• INSTRUCTIONS FOR THE TASK:
Collect each line of the entries that holds the string "name".
——————
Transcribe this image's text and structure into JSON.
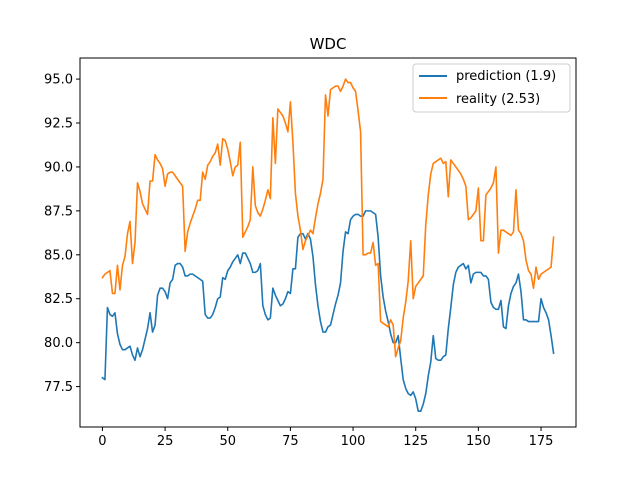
{
  "chart_data": {
    "type": "line",
    "title": "WDC",
    "xlabel": "",
    "ylabel": "",
    "xlim": [
      -8.95,
      188.95
    ],
    "ylim": [
      75.2,
      96.2
    ],
    "xticks": [
      0,
      25,
      50,
      75,
      100,
      125,
      150,
      175
    ],
    "yticks": [
      77.5,
      80.0,
      82.5,
      85.0,
      87.5,
      90.0,
      92.5,
      95.0
    ],
    "ytick_labels": [
      "77.5",
      "80.0",
      "82.5",
      "85.0",
      "87.5",
      "90.0",
      "92.5",
      "95.0"
    ],
    "grid": false,
    "legend": "top-right",
    "series": [
      {
        "name": "prediction (1.9)",
        "color": "#1f77b4",
        "values": [
          78.0,
          77.9,
          82.0,
          81.6,
          81.5,
          81.7,
          80.5,
          79.9,
          79.6,
          79.6,
          79.7,
          79.8,
          79.3,
          79.0,
          79.7,
          79.2,
          79.6,
          80.2,
          80.8,
          81.7,
          80.6,
          81.0,
          82.7,
          83.1,
          83.1,
          82.9,
          82.5,
          83.4,
          83.6,
          84.4,
          84.5,
          84.5,
          84.3,
          83.8,
          83.8,
          83.9,
          83.9,
          83.8,
          83.7,
          83.6,
          83.5,
          81.6,
          81.4,
          81.4,
          81.6,
          82.0,
          82.5,
          82.6,
          83.7,
          83.6,
          84.1,
          84.3,
          84.6,
          84.8,
          85.0,
          84.5,
          85.1,
          85.1,
          84.8,
          84.5,
          84.0,
          84.0,
          84.1,
          84.5,
          82.1,
          81.6,
          81.3,
          81.4,
          83.1,
          82.7,
          82.4,
          82.1,
          82.2,
          82.5,
          82.9,
          82.8,
          84.2,
          84.2,
          86.0,
          86.2,
          86.2,
          85.9,
          86.2,
          85.9,
          84.9,
          83.3,
          82.1,
          81.2,
          80.6,
          80.6,
          80.9,
          81.0,
          81.6,
          82.2,
          82.7,
          83.4,
          85.2,
          86.3,
          86.2,
          87.0,
          87.2,
          87.3,
          87.3,
          87.2,
          87.2,
          87.5,
          87.5,
          87.5,
          87.4,
          87.3,
          86.0,
          83.8,
          82.6,
          81.8,
          81.2,
          80.5,
          80.0,
          80.0,
          80.4,
          79.1,
          77.9,
          77.4,
          77.1,
          77.0,
          77.2,
          76.8,
          76.1,
          76.1,
          76.5,
          77.1,
          78.1,
          78.9,
          80.4,
          79.1,
          79.0,
          79.0,
          79.2,
          79.3,
          80.8,
          82.0,
          83.3,
          84.0,
          84.3,
          84.4,
          84.5,
          84.2,
          84.4,
          83.4,
          83.9,
          84.0,
          84.0,
          84.0,
          83.8,
          83.8,
          83.6,
          82.3,
          82.0,
          81.9,
          81.9,
          82.4,
          80.9,
          80.8,
          82.1,
          82.8,
          83.2,
          83.4,
          83.9,
          82.9,
          81.3,
          81.3,
          81.2,
          81.2,
          81.2,
          81.2,
          81.2,
          82.5,
          82.0,
          81.7,
          81.3,
          80.4,
          79.4
        ]
      },
      {
        "name": "reality (2.53)",
        "color": "#ff7f0e",
        "values": [
          83.7,
          83.9,
          84.0,
          84.1,
          82.8,
          82.8,
          84.4,
          83.0,
          84.4,
          84.9,
          86.2,
          86.9,
          84.5,
          85.7,
          89.1,
          88.6,
          87.9,
          87.6,
          87.3,
          89.2,
          89.2,
          90.7,
          90.4,
          90.2,
          89.9,
          88.9,
          89.6,
          89.7,
          89.7,
          89.5,
          89.3,
          89.1,
          88.9,
          85.2,
          86.3,
          86.8,
          87.2,
          87.6,
          88.1,
          88.1,
          89.7,
          89.3,
          90.1,
          90.3,
          90.6,
          90.8,
          91.3,
          90.1,
          91.6,
          91.5,
          91.0,
          90.3,
          89.5,
          90.0,
          90.1,
          91.4,
          86.0,
          86.3,
          86.6,
          87.0,
          90.0,
          87.8,
          87.4,
          87.2,
          87.6,
          88.1,
          88.7,
          88.2,
          92.8,
          90.2,
          93.3,
          93.1,
          92.9,
          92.5,
          92.0,
          93.7,
          91.4,
          88.5,
          87.2,
          86.4,
          85.3,
          85.8,
          86.1,
          86.4,
          86.2,
          87.1,
          87.9,
          88.5,
          89.3,
          94.1,
          92.9,
          94.4,
          94.5,
          94.6,
          94.6,
          94.3,
          94.6,
          95.0,
          94.8,
          94.8,
          94.5,
          94.3,
          93.2,
          92.0,
          85.0,
          85.0,
          85.1,
          85.1,
          85.7,
          84.4,
          84.5,
          81.2,
          81.1,
          81.0,
          80.9,
          81.3,
          81.0,
          79.2,
          79.7,
          80.1,
          81.4,
          82.3,
          83.5,
          85.8,
          82.5,
          83.2,
          83.4,
          83.6,
          83.8,
          86.7,
          88.4,
          89.6,
          90.2,
          90.3,
          90.4,
          90.5,
          90.2,
          90.3,
          88.3,
          90.4,
          90.2,
          90.0,
          89.8,
          89.6,
          89.3,
          88.9,
          87.0,
          87.1,
          87.3,
          87.5,
          88.8,
          85.8,
          85.8,
          88.4,
          88.6,
          88.8,
          89.1,
          90.0,
          85.1,
          86.4,
          86.4,
          86.3,
          86.2,
          86.1,
          86.3,
          88.7,
          86.4,
          86.2,
          85.8,
          84.7,
          84.1,
          83.9,
          83.1,
          84.3,
          83.6,
          83.9,
          84.0,
          84.1,
          84.2,
          84.3,
          86.0
        ]
      }
    ]
  }
}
——————
• THE ANSWER:
        "name": "prediction (1.9)",
        "name": "reality (2.53)",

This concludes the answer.